[Raw records]
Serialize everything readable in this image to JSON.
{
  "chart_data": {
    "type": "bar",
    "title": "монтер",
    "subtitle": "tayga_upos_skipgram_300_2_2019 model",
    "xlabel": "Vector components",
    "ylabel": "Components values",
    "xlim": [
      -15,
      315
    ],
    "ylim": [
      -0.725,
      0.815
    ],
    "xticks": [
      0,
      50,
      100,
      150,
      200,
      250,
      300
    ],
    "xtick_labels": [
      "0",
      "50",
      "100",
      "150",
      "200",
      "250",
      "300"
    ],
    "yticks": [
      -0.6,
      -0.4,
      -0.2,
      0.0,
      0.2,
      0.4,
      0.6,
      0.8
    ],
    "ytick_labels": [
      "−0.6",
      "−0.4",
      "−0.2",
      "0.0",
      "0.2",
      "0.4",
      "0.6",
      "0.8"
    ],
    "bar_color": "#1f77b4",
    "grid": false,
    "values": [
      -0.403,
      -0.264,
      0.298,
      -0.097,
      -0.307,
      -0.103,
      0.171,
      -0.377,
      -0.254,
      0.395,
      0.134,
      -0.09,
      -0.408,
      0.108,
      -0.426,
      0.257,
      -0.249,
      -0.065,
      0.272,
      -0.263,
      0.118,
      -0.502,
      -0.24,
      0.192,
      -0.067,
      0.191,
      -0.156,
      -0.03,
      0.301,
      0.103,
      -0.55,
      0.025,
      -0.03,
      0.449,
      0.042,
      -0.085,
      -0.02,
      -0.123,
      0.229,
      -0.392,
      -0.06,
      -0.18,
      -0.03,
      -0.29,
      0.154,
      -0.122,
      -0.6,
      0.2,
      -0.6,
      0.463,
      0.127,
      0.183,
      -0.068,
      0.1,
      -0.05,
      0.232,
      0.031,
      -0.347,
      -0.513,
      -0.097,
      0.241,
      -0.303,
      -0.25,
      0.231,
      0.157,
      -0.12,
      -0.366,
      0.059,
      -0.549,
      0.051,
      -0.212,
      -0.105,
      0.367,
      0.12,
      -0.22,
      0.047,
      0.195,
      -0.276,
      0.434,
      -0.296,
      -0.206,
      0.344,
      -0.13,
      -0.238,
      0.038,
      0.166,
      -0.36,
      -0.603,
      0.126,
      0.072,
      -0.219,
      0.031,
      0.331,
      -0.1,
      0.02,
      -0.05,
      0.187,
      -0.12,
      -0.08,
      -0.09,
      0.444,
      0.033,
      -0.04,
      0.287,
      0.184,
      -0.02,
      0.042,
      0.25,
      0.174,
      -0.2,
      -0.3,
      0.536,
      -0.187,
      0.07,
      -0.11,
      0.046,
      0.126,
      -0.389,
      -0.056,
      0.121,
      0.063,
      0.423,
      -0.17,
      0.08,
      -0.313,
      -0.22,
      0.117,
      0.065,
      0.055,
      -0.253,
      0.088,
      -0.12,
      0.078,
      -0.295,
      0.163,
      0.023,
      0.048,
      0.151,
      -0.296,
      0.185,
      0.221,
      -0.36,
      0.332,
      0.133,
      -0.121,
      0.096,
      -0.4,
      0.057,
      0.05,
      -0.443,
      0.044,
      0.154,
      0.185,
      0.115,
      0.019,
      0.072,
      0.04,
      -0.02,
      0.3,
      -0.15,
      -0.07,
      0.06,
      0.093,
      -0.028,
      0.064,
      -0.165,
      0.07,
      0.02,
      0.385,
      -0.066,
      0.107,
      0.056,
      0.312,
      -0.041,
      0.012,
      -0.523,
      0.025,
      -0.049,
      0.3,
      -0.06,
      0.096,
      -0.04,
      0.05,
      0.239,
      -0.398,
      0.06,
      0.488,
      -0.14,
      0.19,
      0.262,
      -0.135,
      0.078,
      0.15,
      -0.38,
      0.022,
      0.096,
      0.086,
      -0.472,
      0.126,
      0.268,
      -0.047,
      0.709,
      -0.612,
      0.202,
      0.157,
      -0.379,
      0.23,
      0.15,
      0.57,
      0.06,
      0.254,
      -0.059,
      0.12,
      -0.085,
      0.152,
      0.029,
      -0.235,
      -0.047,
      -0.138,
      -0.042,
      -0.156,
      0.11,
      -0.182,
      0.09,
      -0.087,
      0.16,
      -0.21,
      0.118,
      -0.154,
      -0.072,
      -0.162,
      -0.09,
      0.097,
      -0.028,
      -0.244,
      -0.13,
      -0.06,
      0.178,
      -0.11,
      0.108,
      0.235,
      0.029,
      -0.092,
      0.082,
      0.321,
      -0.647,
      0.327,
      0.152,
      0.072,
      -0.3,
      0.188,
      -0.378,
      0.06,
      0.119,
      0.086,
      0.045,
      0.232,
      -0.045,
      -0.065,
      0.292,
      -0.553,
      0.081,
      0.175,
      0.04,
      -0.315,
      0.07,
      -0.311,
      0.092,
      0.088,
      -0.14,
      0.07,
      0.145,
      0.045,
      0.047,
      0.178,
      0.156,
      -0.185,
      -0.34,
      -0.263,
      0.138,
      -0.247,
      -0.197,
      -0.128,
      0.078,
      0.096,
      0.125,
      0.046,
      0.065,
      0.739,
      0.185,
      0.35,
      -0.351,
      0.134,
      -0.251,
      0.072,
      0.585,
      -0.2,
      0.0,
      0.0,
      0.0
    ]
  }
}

- [TO DO]
Repeat the listing exactly, from its first line to its last.

- [COMPLETE RESPONSE]
Serialize everything readable in this image to JSON.
{
  "chart_data": {
    "type": "bar",
    "title": "монтер",
    "subtitle": "tayga_upos_skipgram_300_2_2019 model",
    "xlabel": "Vector components",
    "ylabel": "Components values",
    "xlim": [
      -15,
      315
    ],
    "ylim": [
      -0.725,
      0.815
    ],
    "xticks": [
      0,
      50,
      100,
      150,
      200,
      250,
      300
    ],
    "xtick_labels": [
      "0",
      "50",
      "100",
      "150",
      "200",
      "250",
      "300"
    ],
    "yticks": [
      -0.6,
      -0.4,
      -0.2,
      0.0,
      0.2,
      0.4,
      0.6,
      0.8
    ],
    "ytick_labels": [
      "−0.6",
      "−0.4",
      "−0.2",
      "0.0",
      "0.2",
      "0.4",
      "0.6",
      "0.8"
    ],
    "bar_color": "#1f77b4",
    "grid": false,
    "values": [
      -0.403,
      -0.264,
      0.298,
      -0.097,
      -0.307,
      -0.103,
      0.171,
      -0.377,
      -0.254,
      0.395,
      0.134,
      -0.09,
      -0.408,
      0.108,
      -0.426,
      0.257,
      -0.249,
      -0.065,
      0.272,
      -0.263,
      0.118,
      -0.502,
      -0.24,
      0.192,
      -0.067,
      0.191,
      -0.156,
      -0.03,
      0.301,
      0.103,
      -0.55,
      0.025,
      -0.03,
      0.449,
      0.042,
      -0.085,
      -0.02,
      -0.123,
      0.229,
      -0.392,
      -0.06,
      -0.18,
      -0.03,
      -0.29,
      0.154,
      -0.122,
      -0.6,
      0.2,
      -0.6,
      0.463,
      0.127,
      0.183,
      -0.068,
      0.1,
      -0.05,
      0.232,
      0.031,
      -0.347,
      -0.513,
      -0.097,
      0.241,
      -0.303,
      -0.25,
      0.231,
      0.157,
      -0.12,
      -0.366,
      0.059,
      -0.549,
      0.051,
      -0.212,
      -0.105,
      0.367,
      0.12,
      -0.22,
      0.047,
      0.195,
      -0.276,
      0.434,
      -0.296,
      -0.206,
      0.344,
      -0.13,
      -0.238,
      0.038,
      0.166,
      -0.36,
      -0.603,
      0.126,
      0.072,
      -0.219,
      0.031,
      0.331,
      -0.1,
      0.02,
      -0.05,
      0.187,
      -0.12,
      -0.08,
      -0.09,
      0.444,
      0.033,
      -0.04,
      0.287,
      0.184,
      -0.02,
      0.042,
      0.25,
      0.174,
      -0.2,
      -0.3,
      0.536,
      -0.187,
      0.07,
      -0.11,
      0.046,
      0.126,
      -0.389,
      -0.056,
      0.121,
      0.063,
      0.423,
      -0.17,
      0.08,
      -0.313,
      -0.22,
      0.117,
      0.065,
      0.055,
      -0.253,
      0.088,
      -0.12,
      0.078,
      -0.295,
      0.163,
      0.023,
      0.048,
      0.151,
      -0.296,
      0.185,
      0.221,
      -0.36,
      0.332,
      0.133,
      -0.121,
      0.096,
      -0.4,
      0.057,
      0.05,
      -0.443,
      0.044,
      0.154,
      0.185,
      0.115,
      0.019,
      0.072,
      0.04,
      -0.02,
      0.3,
      -0.15,
      -0.07,
      0.06,
      0.093,
      -0.028,
      0.064,
      -0.165,
      0.07,
      0.02,
      0.385,
      -0.066,
      0.107,
      0.056,
      0.312,
      -0.041,
      0.012,
      -0.523,
      0.025,
      -0.049,
      0.3,
      -0.06,
      0.096,
      -0.04,
      0.05,
      0.239,
      -0.398,
      0.06,
      0.488,
      -0.14,
      0.19,
      0.262,
      -0.135,
      0.078,
      0.15,
      -0.38,
      0.022,
      0.096,
      0.086,
      -0.472,
      0.126,
      0.268,
      -0.047,
      0.709,
      -0.612,
      0.202,
      0.157,
      -0.379,
      0.23,
      0.15,
      0.57,
      0.06,
      0.254,
      -0.059,
      0.12,
      -0.085,
      0.152,
      0.029,
      -0.235,
      -0.047,
      -0.138,
      -0.042,
      -0.156,
      0.11,
      -0.182,
      0.09,
      -0.087,
      0.16,
      -0.21,
      0.118,
      -0.154,
      -0.072,
      -0.162,
      -0.09,
      0.097,
      -0.028,
      -0.244,
      -0.13,
      -0.06,
      0.178,
      -0.11,
      0.108,
      0.235,
      0.029,
      -0.092,
      0.082,
      0.321,
      -0.647,
      0.327,
      0.152,
      0.072,
      -0.3,
      0.188,
      -0.378,
      0.06,
      0.119,
      0.086,
      0.045,
      0.232,
      -0.045,
      -0.065,
      0.292,
      -0.553,
      0.081,
      0.175,
      0.04,
      -0.315,
      0.07,
      -0.311,
      0.092,
      0.088,
      -0.14,
      0.07,
      0.145,
      0.045,
      0.047,
      0.178,
      0.156,
      -0.185,
      -0.34,
      -0.263,
      0.138,
      -0.247,
      -0.197,
      -0.128,
      0.078,
      0.096,
      0.125,
      0.046,
      0.065,
      0.739,
      0.185,
      0.35,
      -0.351,
      0.134,
      -0.251,
      0.072,
      0.585,
      -0.2,
      0.0,
      0.0,
      0.0
    ]
  }
}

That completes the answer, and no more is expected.